===== RECORDS FOR THE EXERCISE

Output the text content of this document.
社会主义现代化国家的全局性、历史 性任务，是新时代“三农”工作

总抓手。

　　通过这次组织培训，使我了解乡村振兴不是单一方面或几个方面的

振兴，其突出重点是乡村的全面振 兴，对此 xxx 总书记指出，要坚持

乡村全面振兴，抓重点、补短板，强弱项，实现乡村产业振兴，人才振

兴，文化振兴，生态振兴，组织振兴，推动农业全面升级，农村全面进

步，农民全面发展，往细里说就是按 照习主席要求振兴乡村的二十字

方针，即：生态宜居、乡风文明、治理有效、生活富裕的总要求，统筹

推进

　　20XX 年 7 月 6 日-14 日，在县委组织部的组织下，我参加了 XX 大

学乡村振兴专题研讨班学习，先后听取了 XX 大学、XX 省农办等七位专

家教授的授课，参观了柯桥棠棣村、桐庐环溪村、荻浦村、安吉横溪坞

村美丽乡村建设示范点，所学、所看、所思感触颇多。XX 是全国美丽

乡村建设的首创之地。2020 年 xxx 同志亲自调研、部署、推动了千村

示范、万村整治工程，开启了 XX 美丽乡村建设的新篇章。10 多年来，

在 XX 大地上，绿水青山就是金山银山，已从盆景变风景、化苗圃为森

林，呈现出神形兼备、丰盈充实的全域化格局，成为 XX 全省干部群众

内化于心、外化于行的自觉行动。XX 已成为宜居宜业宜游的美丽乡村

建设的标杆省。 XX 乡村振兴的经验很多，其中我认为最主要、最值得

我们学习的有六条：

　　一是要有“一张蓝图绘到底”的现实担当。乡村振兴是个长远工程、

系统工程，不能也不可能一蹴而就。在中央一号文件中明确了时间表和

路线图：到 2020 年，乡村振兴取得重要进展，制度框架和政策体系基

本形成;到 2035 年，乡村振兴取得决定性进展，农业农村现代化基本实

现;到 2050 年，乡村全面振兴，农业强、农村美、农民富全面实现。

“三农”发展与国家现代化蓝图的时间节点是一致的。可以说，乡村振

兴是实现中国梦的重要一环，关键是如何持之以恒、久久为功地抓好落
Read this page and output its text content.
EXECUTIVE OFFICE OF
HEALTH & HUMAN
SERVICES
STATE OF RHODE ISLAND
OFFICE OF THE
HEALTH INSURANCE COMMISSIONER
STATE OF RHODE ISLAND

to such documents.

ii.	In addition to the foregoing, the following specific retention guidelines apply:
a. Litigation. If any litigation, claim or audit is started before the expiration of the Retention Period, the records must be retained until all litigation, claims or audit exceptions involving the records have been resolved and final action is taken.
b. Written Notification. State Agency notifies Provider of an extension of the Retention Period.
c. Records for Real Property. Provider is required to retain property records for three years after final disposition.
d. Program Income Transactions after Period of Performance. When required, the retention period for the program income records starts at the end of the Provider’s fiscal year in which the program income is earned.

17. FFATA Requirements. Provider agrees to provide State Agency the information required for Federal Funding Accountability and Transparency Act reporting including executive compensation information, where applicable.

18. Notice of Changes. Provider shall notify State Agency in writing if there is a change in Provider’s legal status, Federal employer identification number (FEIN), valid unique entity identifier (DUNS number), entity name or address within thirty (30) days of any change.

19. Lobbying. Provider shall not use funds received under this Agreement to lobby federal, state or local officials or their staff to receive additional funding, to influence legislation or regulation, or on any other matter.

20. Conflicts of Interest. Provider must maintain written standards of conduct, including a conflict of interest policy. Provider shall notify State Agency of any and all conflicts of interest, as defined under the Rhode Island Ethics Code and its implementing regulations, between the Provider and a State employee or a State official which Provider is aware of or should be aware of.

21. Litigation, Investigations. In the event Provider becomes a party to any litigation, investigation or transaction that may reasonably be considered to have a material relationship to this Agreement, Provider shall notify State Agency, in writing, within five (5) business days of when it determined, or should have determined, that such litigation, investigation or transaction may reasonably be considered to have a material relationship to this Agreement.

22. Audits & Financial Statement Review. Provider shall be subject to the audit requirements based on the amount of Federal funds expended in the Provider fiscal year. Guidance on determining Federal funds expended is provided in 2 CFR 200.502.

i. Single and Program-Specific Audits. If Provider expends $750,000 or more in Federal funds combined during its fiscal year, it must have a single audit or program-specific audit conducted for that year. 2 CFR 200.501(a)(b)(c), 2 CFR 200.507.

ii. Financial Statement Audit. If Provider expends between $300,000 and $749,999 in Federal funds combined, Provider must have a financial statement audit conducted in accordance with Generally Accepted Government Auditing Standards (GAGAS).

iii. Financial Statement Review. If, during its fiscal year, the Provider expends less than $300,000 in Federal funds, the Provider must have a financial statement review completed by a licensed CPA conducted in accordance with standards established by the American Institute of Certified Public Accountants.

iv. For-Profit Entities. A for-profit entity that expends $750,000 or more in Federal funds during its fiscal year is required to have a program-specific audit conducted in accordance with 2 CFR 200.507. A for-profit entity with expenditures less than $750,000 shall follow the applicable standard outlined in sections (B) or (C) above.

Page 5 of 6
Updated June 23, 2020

==========

- GOAL -
Return the listing above in its exact form.

- WRITTEN ANSWER -
Output the text content of this document.
社会主义现代化国家的全局性、历史 性任务，是新时代“三农”工作

总抓手。

　　通过这次组织培训，使我了解乡村振兴不是单一方面或几个方面的

振兴，其突出重点是乡村的全面振 兴，对此 xxx 总书记指出，要坚持

乡村全面振兴，抓重点、补短板，强弱项，实现乡村产业振兴，人才振

兴，文化振兴，生态振兴，组织振兴，推动农业全面升级，农村全面进

步，农民全面发展，往细里说就是按 照习主席要求振兴乡村的二十字

方针，即：生态宜居、乡风文明、治理有效、生活富裕的总要求，统筹

推进

　　20XX 年 7 月 6 日-14 日，在县委组织部的组织下，我参加了 XX 大

学乡村振兴专题研讨班学习，先后听取了 XX 大学、XX 省农办等七位专

家教授的授课，参观了柯桥棠棣村、桐庐环溪村、荻浦村、安吉横溪坞

村美丽乡村建设示范点，所学、所看、所思感触颇多。XX 是全国美丽

乡村建设的首创之地。2020 年 xxx 同志亲自调研、部署、推动了千村

示范、万村整治工程，开启了 XX 美丽乡村建设的新篇章。10 多年来，

在 XX 大地上，绿水青山就是金山银山，已从盆景变风景、化苗圃为森

林，呈现出神形兼备、丰盈充实的全域化格局，成为 XX 全省干部群众

内化于心、外化于行的自觉行动。XX 已成为宜居宜业宜游的美丽乡村

建设的标杆省。 XX 乡村振兴的经验很多，其中我认为最主要、最值得

我们学习的有六条：

　　一是要有“一张蓝图绘到底”的现实担当。乡村振兴是个长远工程、

系统工程，不能也不可能一蹴而就。在中央一号文件中明确了时间表和

路线图：到 2020 年，乡村振兴取得重要进展，制度框架和政策体系基

本形成;到 2035 年，乡村振兴取得决定性进展，农业农村现代化基本实

现;到 2050 年，乡村全面振兴，农业强、农村美、农民富全面实现。

“三农”发展与国家现代化蓝图的时间节点是一致的。可以说，乡村振

兴是实现中国梦的重要一环，关键是如何持之以恒、久久为功地抓好落
Read this page and output its text content.
EXECUTIVE OFFICE OF
HEALTH & HUMAN
SERVICES
STATE OF RHODE ISLAND
OFFICE OF THE
HEALTH INSURANCE COMMISSIONER
STATE OF RHODE ISLAND

to such documents.

ii.	In addition to the foregoing, the following specific retention guidelines apply:
a. Litigation. If any litigation, claim or audit is started before the expiration of the Retention Period, the records must be retained until all litigation, claims or audit exceptions involving the records have been resolved and final action is taken.
b. Written Notification. State Agency notifies Provider of an extension of the Retention Period.
c. Records for Real Property. Provider is required to retain property records for three years after final disposition.
d. Program Income Transactions after Period of Performance. When required, the retention period for the program income records starts at the end of the Provider’s fiscal year in which the program income is earned.

17. FFATA Requirements. Provider agrees to provide State Agency the information required for Federal Funding Accountability and Transparency Act reporting including executive compensation information, where applicable.

18. Notice of Changes. Provider shall notify State Agency in writing if there is a change in Provider’s legal status, Federal employer identification number (FEIN), valid unique entity identifier (DUNS number), entity name or address within thirty (30) days of any change.

19. Lobbying. Provider shall not use funds received under this Agreement to lobby federal, state or local officials or their staff to receive additional funding, to influence legislation or regulation, or on any other matter.

20. Conflicts of Interest. Provider must maintain written standards of conduct, including a conflict of interest policy. Provider shall notify State Agency of any and all conflicts of interest, as defined under the Rhode Island Ethics Code and its implementing regulations, between the Provider and a State employee or a State official which Provider is aware of or should be aware of.

21. Litigation, Investigations. In the event Provider becomes a party to any litigation, investigation or transaction that may reasonably be considered to have a material relationship to this Agreement, Provider shall notify State Agency, in writing, within five (5) business days of when it determined, or should have determined, that such litigation, investigation or transaction may reasonably be considered to have a material relationship to this Agreement.

22. Audits & Financial Statement Review. Provider shall be subject to the audit requirements based on the amount of Federal funds expended in the Provider fiscal year. Guidance on determining Federal funds expended is provided in 2 CFR 200.502.

i. Single and Program-Specific Audits. If Provider expends $750,000 or more in Federal funds combined during its fiscal year, it must have a single audit or program-specific audit conducted for that year. 2 CFR 200.501(a)(b)(c), 2 CFR 200.507.

ii. Financial Statement Audit. If Provider expends between $300,000 and $749,999 in Federal funds combined, Provider must have a financial statement audit conducted in accordance with Generally Accepted Government Auditing Standards (GAGAS).

iii. Financial Statement Review. If, during its fiscal year, the Provider expends less than $300,000 in Federal funds, the Provider must have a financial statement review completed by a licensed CPA conducted in accordance with standards established by the American Institute of Certified Public Accountants.

iv. For-Profit Entities. A for-profit entity that expends $750,000 or more in Federal funds during its fiscal year is required to have a program-specific audit conducted in accordance with 2 CFR 200.507. A for-profit entity with expenditures less than $750,000 shall follow the applicable standard outlined in sections (B) or (C) above.

Page 5 of 6
Updated June 23, 2020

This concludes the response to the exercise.